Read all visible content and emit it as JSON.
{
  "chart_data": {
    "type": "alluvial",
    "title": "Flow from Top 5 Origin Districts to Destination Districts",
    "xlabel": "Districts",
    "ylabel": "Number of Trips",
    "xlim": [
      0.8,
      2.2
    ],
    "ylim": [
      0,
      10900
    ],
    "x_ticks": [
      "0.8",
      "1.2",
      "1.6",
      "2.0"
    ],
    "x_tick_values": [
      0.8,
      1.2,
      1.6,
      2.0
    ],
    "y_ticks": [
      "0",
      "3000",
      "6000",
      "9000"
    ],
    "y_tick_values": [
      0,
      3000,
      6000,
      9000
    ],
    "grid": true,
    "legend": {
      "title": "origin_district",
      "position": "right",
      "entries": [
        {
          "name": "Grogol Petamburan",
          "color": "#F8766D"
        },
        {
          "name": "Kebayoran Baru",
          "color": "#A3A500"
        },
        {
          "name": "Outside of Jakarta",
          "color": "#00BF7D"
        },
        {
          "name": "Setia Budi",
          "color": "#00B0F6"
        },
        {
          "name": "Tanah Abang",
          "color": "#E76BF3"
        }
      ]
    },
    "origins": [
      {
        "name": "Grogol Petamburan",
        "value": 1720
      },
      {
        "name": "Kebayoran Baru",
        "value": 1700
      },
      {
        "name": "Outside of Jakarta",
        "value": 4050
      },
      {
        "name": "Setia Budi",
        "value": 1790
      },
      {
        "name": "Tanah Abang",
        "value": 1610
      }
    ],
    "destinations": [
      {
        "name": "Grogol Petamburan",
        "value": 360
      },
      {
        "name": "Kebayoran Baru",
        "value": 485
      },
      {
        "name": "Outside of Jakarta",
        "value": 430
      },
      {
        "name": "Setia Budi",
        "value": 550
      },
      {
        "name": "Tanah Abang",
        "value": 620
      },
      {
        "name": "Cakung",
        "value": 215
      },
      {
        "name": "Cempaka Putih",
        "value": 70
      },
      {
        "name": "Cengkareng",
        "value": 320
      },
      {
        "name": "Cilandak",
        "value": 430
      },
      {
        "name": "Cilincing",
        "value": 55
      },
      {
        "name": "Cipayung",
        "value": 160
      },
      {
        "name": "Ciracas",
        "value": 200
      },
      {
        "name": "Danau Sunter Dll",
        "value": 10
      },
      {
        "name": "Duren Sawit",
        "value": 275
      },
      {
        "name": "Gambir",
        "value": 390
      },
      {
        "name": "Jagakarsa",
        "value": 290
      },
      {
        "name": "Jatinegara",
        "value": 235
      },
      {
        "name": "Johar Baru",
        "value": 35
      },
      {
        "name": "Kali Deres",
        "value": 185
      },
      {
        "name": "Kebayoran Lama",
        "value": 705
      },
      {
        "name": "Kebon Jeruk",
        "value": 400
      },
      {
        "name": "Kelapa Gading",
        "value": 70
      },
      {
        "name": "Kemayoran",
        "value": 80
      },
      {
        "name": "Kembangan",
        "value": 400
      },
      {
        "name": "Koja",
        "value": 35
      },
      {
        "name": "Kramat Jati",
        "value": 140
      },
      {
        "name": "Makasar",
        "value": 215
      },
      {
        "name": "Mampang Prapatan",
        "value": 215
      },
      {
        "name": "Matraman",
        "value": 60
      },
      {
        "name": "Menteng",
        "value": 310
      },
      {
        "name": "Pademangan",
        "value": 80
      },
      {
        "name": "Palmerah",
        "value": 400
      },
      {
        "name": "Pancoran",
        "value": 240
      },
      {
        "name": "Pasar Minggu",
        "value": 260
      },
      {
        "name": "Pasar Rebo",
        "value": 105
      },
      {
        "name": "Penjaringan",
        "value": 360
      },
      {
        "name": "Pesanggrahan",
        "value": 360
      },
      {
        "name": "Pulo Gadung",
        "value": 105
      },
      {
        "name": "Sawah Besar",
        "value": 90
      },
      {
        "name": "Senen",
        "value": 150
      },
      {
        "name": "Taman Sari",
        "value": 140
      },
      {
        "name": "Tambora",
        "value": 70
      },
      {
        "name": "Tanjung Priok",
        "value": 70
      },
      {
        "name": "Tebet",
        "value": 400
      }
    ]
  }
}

* AIM OF THE EXERCISE *
Exactly how many lines in the data above contain the word "Districts"? Respond with the number and nothing more.

* CORRECT RESULT *
2